** start of Reading text **

Manuel Cabré (January 25, 1890 – February 26, 1984) was a noted Spanish-Venezuelan landscape painter who is remembered as "the painter of El Ávila" ().

Life and career
Cabré was born on January 25, 1890, in Barcelona, Spain to Spanish sculptor Ángel Cabré i Magriñá (1863–1940) and Concepción A. de Cabré. Throughout his childhood and adolescence, he lived in Venezuela along with his father, who had been invited by President Joaquín Crespo to undertake public works activities in Caracas. At 14, Manuel Cabré entered the Academy of Fine Arts of Caracas, where his father taught Sculpture.

In 1912, along with Leoncio Martinez, Rafael Aguin, Cruz Alvarez Garcia, Julian Alonzo, Antonio Edmundo Monsanto and other artists, Cabré founded the Círculo de Bellas Artes, an anti-academic group which rebelled against Antonio Herrera Toro's teaching methods. Enamored with the Venezuelan landscape, he soon moved to the Cerro El Ávila mountains north of Caracas, where he painted in many different shades and from many different angles.

** end of Reading text **

• Written request A:
In the listing, begin at the line that has "Point (286, 136, 294, 142)" and stop after the line that has "line: ARPE19 cell line (72, 284, 122, 303)". Replace "Point" with "Marker" throughout those lines, and leave everything else unchanged.

** start of Listed records **

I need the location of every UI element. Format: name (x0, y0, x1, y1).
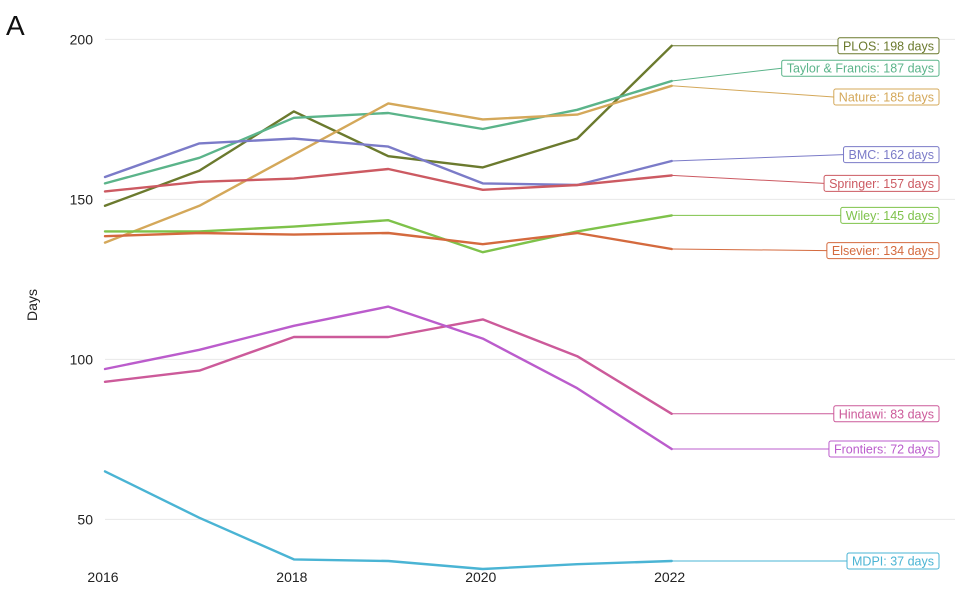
series-label-text-plos: PLOS: 198 days (843, 39, 934, 53)
series-line-plos (103, 44, 673, 208)
y-tick-100: 100 (70, 351, 94, 367)
series-label-box-frontiers (828, 440, 940, 458)
series-label-box-nature (833, 88, 940, 106)
y-tick-150: 150 (70, 191, 94, 207)
series-label-frontiers: Frontiers: 72 days (671, 440, 940, 458)
x-tick-2022: 2022 (654, 569, 685, 585)
series-label-text-springer: Springer: 157 days (829, 177, 934, 191)
series-line-springer (103, 167, 673, 193)
series-label-plos: PLOS: 198 days (671, 37, 940, 55)
series-line-hindawi (103, 318, 673, 415)
series-label-box-springer (823, 174, 940, 192)
series-label-box-taylor-francis (781, 59, 940, 77)
series-label-text-hindawi: Hindawi: 83 days (839, 407, 934, 421)
series-label-taylor-francis: Taylor & Francis: 187 days (671, 59, 940, 82)
series-label-bmc: BMC: 162 days (671, 146, 940, 164)
series-label-box-plos (837, 37, 940, 55)
y-axis-ticks: 50 100 150 200 (70, 31, 94, 527)
x-tick-2018: 2018 (276, 569, 307, 585)
series-labels: PLOS: 198 days Taylor & Francis: 187 days… (671, 37, 940, 570)
series-leader-elsevier (671, 248, 827, 252)
y-tick-200: 200 (70, 31, 94, 47)
series-label-hindawi: Hindawi: 83 days (671, 405, 940, 423)
series-line-frontiers (103, 305, 673, 451)
y-axis-label: Days (24, 289, 40, 321)
series-label-elsevier: Elsevier: 134 days (671, 242, 940, 260)
series-label-text-bmc: BMC: 162 days (849, 148, 934, 162)
series-label-text-mdpi: MDPI: 37 days (852, 555, 934, 569)
series-label-mdpi: MDPI: 37 days (671, 552, 940, 570)
series-line-elsevier (103, 231, 673, 251)
series-leader-bmc (671, 154, 844, 162)
x-axis-ticks: 2016 2018 2020 2022 (87, 569, 685, 585)
series-label-nature: Nature: 185 days (671, 85, 940, 106)
x-tick-2020: 2020 (465, 569, 496, 585)
series-line-mdpi (103, 470, 673, 571)
series-line-taylor-francis (103, 79, 673, 185)
series-label-box-bmc (843, 146, 940, 164)
series-label-text-elsevier: Elsevier: 134 days (832, 244, 934, 258)
series-leader-taylor-francis (671, 67, 782, 82)
x-tick-2016: 2016 (87, 569, 118, 585)
series-label-wiley: Wiley: 145 days (671, 206, 940, 224)
series-label-text-frontiers: Frontiers: 72 days (834, 443, 934, 457)
grid-lines (105, 38, 955, 520)
series-leader-nature (671, 85, 834, 98)
series-label-box-mdpi (846, 552, 940, 570)
series-label-box-elsevier (826, 242, 940, 260)
series-label-box-wiley (840, 206, 940, 224)
series-label-text-nature: Nature: 185 days (839, 91, 934, 105)
series-lines (103, 44, 673, 571)
panel-letter: A (6, 10, 25, 41)
series-label-box-hindawi (833, 405, 940, 423)
series-line-bmc (103, 137, 673, 187)
series-label-text-wiley: Wiley: 145 days (846, 209, 934, 223)
series-label-springer: Springer: 157 days (671, 174, 940, 192)
y-tick-50: 50 (77, 511, 93, 527)
series-label-text-taylor-francis: Taylor & Francis: 187 days (787, 62, 934, 76)
series-line-wiley (103, 214, 673, 254)
series-line-nature (103, 84, 673, 244)
series-leader-springer (671, 174, 825, 184)
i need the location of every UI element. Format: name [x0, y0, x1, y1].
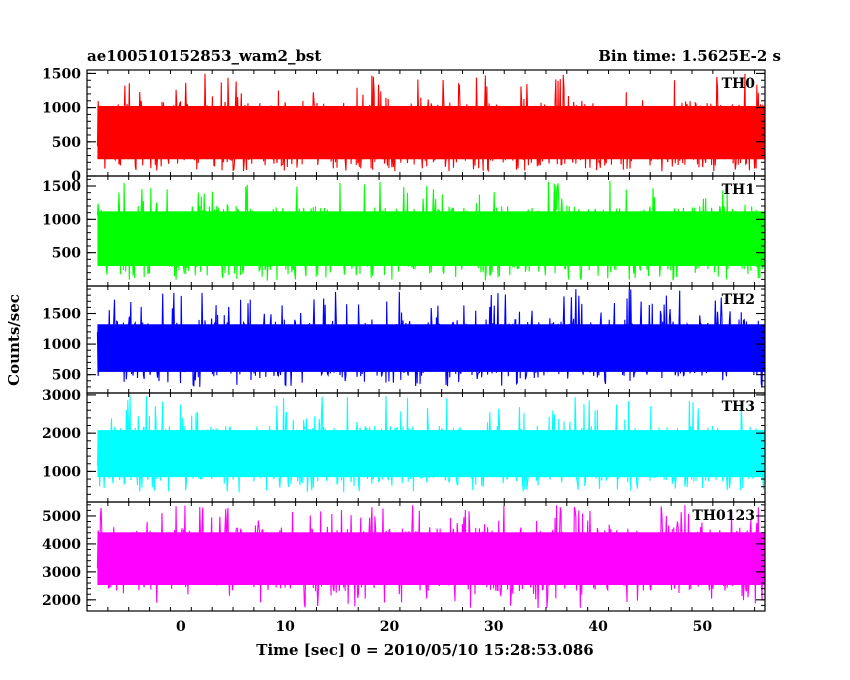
y-tick-label: 1000	[42, 212, 81, 228]
x-axis-label: Time [sec] 0 = 2010/05/10 15:28:53.086	[256, 641, 593, 659]
y-tick-label: 1000	[42, 464, 81, 480]
y-tick-label: 5000	[42, 509, 81, 525]
x-tick-label: 50	[693, 619, 713, 635]
panel-th0: 0 500 1000 1500 TH0	[42, 66, 766, 185]
panel-th0123: 2000 3000 4000 5000 TH0123	[42, 501, 766, 612]
y-tick-label: 3000	[42, 388, 81, 404]
panel-th3: 1000 2000 3000 TH3	[42, 388, 766, 503]
series-label: TH3	[722, 399, 755, 415]
y-tick-label: 1500	[42, 179, 81, 195]
y-tick-label: 0	[71, 169, 81, 185]
y-tick-label: 4000	[42, 537, 81, 553]
series-band-th3	[97, 430, 765, 478]
panel-th2: 500 1000 1500 TH2	[42, 285, 766, 394]
series-band-th0	[97, 105, 765, 160]
y-tick-label: 1000	[42, 101, 81, 117]
x-tick-label: 0	[176, 619, 186, 635]
y-tick-label: 500	[52, 368, 81, 384]
series-band-th2	[97, 324, 765, 372]
bin-time-label: Bin time: 1.5625E-2 s	[598, 47, 781, 65]
series-band-th0123	[97, 532, 765, 586]
y-tick-label: 1500	[42, 307, 81, 323]
y-tick-label: 2000	[42, 593, 81, 609]
series-label: TH0	[722, 76, 756, 92]
x-tick-label: 30	[484, 619, 504, 635]
series-label: TH1	[722, 182, 755, 198]
series-label: TH0123	[692, 508, 755, 524]
y-tick-label: 500	[52, 135, 81, 151]
x-tick-label: 10	[275, 619, 295, 635]
figure-title: ae100510152853_wam2_bst	[87, 47, 321, 65]
series-label: TH2	[722, 292, 755, 308]
y-axis-label: Counts/sec	[5, 294, 23, 386]
panel-frame	[86, 501, 766, 612]
x-tick-label: 40	[588, 619, 608, 635]
x-tick-label: 20	[380, 619, 400, 635]
series-band-th1	[97, 211, 765, 266]
y-tick-label: 2000	[42, 426, 81, 442]
y-tick-label: 1500	[42, 66, 81, 82]
y-tick-label: 3000	[42, 565, 81, 581]
y-tick-label: 1000	[42, 337, 81, 353]
panel-th1: 500 1000 1500 TH1	[42, 175, 766, 287]
y-tick-label: 500	[52, 246, 81, 262]
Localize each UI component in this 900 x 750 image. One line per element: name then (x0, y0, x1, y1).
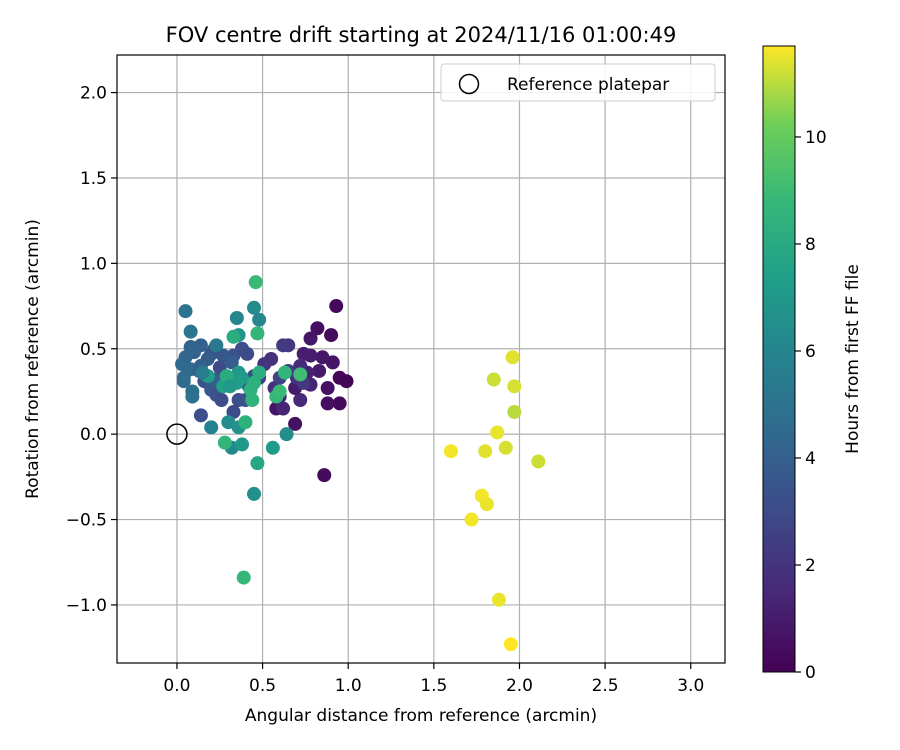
y-tick-label: 2.0 (80, 84, 107, 104)
y-tick-label: 1.5 (80, 169, 107, 189)
y-tick-label: 0.5 (80, 340, 107, 360)
data-point (293, 367, 308, 382)
data-point (332, 396, 347, 411)
data-point (250, 456, 265, 471)
y-tick-label: −1.0 (66, 596, 107, 616)
data-point (276, 401, 291, 416)
data-point (272, 384, 287, 399)
x-tick-label: 2.5 (592, 676, 619, 696)
data-point (276, 338, 291, 353)
data-point (240, 346, 255, 361)
data-point (250, 326, 265, 341)
y-tick-label: 1.0 (80, 254, 107, 274)
data-point (235, 437, 250, 452)
data-point (479, 497, 494, 512)
data-point (296, 346, 311, 361)
data-point (310, 321, 325, 336)
data-point (303, 331, 318, 346)
data-point (204, 420, 219, 435)
data-point (315, 350, 330, 365)
data-point (238, 415, 253, 430)
y-axis-label: Rotation from reference (arcmin) (23, 219, 43, 499)
data-point (279, 427, 294, 442)
data-point (214, 392, 229, 407)
colorbar-label: Hours from first FF file (843, 264, 863, 454)
reference-marker (166, 423, 188, 445)
data-point (229, 311, 244, 326)
y-tick-label: 0.0 (80, 425, 107, 445)
data-point (320, 381, 335, 396)
x-axis-label: Angular distance from reference (arcmin) (245, 706, 597, 726)
data-point (247, 300, 262, 315)
data-point (223, 379, 238, 394)
x-tick-label: 0.0 (163, 676, 190, 696)
data-points (175, 275, 546, 652)
data-point (507, 379, 522, 394)
data-point (195, 365, 210, 380)
x-tick-label: 0.5 (249, 676, 276, 696)
legend-entry-reference: Reference platepar (507, 75, 669, 95)
data-point (317, 468, 332, 483)
data-point (503, 637, 518, 652)
data-point (486, 372, 501, 387)
data-point (293, 392, 308, 407)
x-tick-label: 1.0 (335, 676, 362, 696)
colorbar-ticks: 0 2 4 6 8 10 (795, 128, 827, 683)
colorbar-tick-label: 2 (805, 556, 816, 576)
data-point (320, 396, 335, 411)
data-point (329, 299, 344, 314)
data-point (531, 454, 546, 469)
data-point (193, 408, 208, 423)
colorbar (762, 45, 796, 673)
legend-box (440, 63, 716, 102)
colorbar-tick-label: 6 (805, 342, 816, 362)
data-point (217, 435, 232, 450)
data-point (339, 374, 354, 389)
colorbar-tick-label: 8 (805, 235, 816, 255)
data-point (248, 275, 263, 290)
data-point (226, 329, 241, 344)
data-point (265, 440, 280, 455)
data-point (464, 512, 479, 527)
x-tick-label: 2.0 (506, 676, 533, 696)
data-point (178, 304, 193, 319)
data-point (324, 328, 339, 343)
colorbar-tick-label: 4 (805, 449, 816, 469)
x-ticks: 0.0 0.5 1.0 1.5 2.0 2.5 3.0 (163, 663, 704, 696)
data-point (176, 374, 191, 389)
plot-frame (116, 54, 726, 664)
data-point (505, 350, 520, 365)
data-point (183, 324, 198, 339)
legend: Reference platepar (440, 63, 716, 102)
data-point (209, 338, 224, 353)
data-point (312, 363, 327, 378)
data-point (288, 416, 303, 431)
reference-point (166, 423, 188, 445)
y-ticks: −1.0 −0.5 0.0 0.5 1.0 1.5 2.0 (66, 84, 117, 616)
data-point (252, 312, 267, 327)
data-point (498, 440, 513, 455)
colorbar-tick-label: 0 (805, 663, 816, 683)
data-point (252, 365, 267, 380)
x-tick-label: 1.5 (420, 676, 447, 696)
data-point (491, 592, 506, 607)
data-point (443, 444, 458, 459)
data-point (490, 425, 505, 440)
data-point (247, 486, 262, 501)
y-tick-label: −0.5 (66, 511, 107, 531)
data-point (277, 365, 292, 380)
data-point (224, 355, 239, 370)
data-point (507, 404, 522, 419)
colorbar-tick-label: 10 (805, 128, 827, 148)
chart-title: FOV centre drift starting at 2024/11/16 … (166, 23, 677, 47)
data-point (185, 389, 200, 404)
legend-marker-icon (458, 73, 480, 95)
x-tick-label: 3.0 (677, 676, 704, 696)
data-point (478, 444, 493, 459)
data-point (236, 570, 251, 585)
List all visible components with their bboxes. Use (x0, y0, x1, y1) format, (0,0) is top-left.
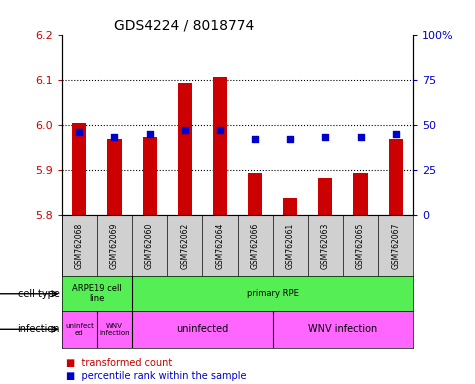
Point (286, 136, 294, 142)
Text: ■  transformed count: ■ transformed count (66, 358, 173, 368)
Text: WNV infection: WNV infection (308, 324, 378, 334)
Point (181, 127, 189, 133)
Point (251, 136, 259, 142)
Text: GSM762064: GSM762064 (216, 223, 224, 269)
Text: WNV
infection: WNV infection (99, 323, 130, 336)
Point (322, 134, 329, 141)
Text: ARPE19 cell
line: ARPE19 cell line (72, 284, 122, 303)
Text: ■  percentile rank within the sample: ■ percentile rank within the sample (66, 371, 247, 381)
Bar (353, 173, 368, 215)
Bar (248, 173, 262, 215)
Bar (72, 122, 86, 215)
Bar (318, 177, 332, 215)
Bar (107, 139, 122, 215)
Point (76, 129, 83, 135)
Text: primary RPE: primary RPE (247, 289, 299, 298)
Text: GSM762061: GSM762061 (286, 223, 294, 269)
Text: infection: infection (17, 324, 59, 334)
Text: uninfect
ed: uninfect ed (65, 323, 94, 336)
Point (357, 134, 364, 141)
Text: GSM762067: GSM762067 (391, 223, 400, 269)
Bar (283, 199, 297, 215)
Bar (389, 139, 403, 215)
Text: GSM762066: GSM762066 (251, 223, 259, 269)
Point (216, 127, 224, 133)
Text: uninfected: uninfected (176, 324, 228, 334)
Text: GDS4224 / 8018774: GDS4224 / 8018774 (114, 18, 255, 32)
Point (146, 131, 153, 137)
Point (111, 134, 118, 141)
Text: GSM762069: GSM762069 (110, 223, 119, 269)
Bar (142, 137, 157, 215)
Text: GSM762060: GSM762060 (145, 223, 154, 269)
Text: GSM762065: GSM762065 (356, 223, 365, 269)
Bar (213, 76, 227, 215)
Text: cell type: cell type (18, 289, 59, 299)
Point (392, 131, 399, 137)
Text: GSM762063: GSM762063 (321, 223, 330, 269)
Text: GSM762062: GSM762062 (180, 223, 189, 269)
Bar (178, 83, 192, 215)
Text: GSM762068: GSM762068 (75, 223, 84, 269)
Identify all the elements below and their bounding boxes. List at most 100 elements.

** end of Listed records **

• Written request B:
Return the whole text about Manuel Cabré word for word.

• Right answer A:
Marker (286, 136, 294, 142)
Text: ■  transformed count: ■ transformed count (66, 358, 173, 368)
Text: WNV infection: WNV infection (308, 324, 378, 334)
Marker (181, 127, 189, 133)
Marker (251, 136, 259, 142)
Text: GSM762064: GSM762064 (216, 223, 224, 269)
Text: WNV
infection: WNV infection (99, 323, 130, 336)
Marker (322, 134, 329, 141)
Text: ARPE19 cell
line: ARPE19 cell line (72, 284, 122, 303)

• Right answer B:
Manuel Cabré (January 25, 1890 – February 26, 1984) was a noted Spanish-Venezuelan landscape painter who is remembered as "the painter of El Ávila" ().

Life and career
Cabré was born on January 25, 1890, in Barcelona, Spain to Spanish sculptor Ángel Cabré i Magriñá (1863–1940) and Concepción A. de Cabré. Throughout his childhood and adolescence, he lived in Venezuela along with his father, who had been invited by President Joaquín Crespo to undertake public works activities in Caracas. At 14, Manuel Cabré entered the Academy of Fine Arts of Caracas, where his father taught Sculpture.

In 1912, along with Leoncio Martinez, Rafael Aguin, Cruz Alvarez Garcia, Julian Alonzo, Antonio Edmundo Monsanto and other artists, Cabré founded the Círculo de Bellas Artes, an anti-academic group which rebelled against Antonio Herrera Toro's teaching methods. Enamored with the Venezuelan landscape, he soon moved to the Cerro El Ávila mountains north of Caracas, where he painted in many different shades and from many different angles.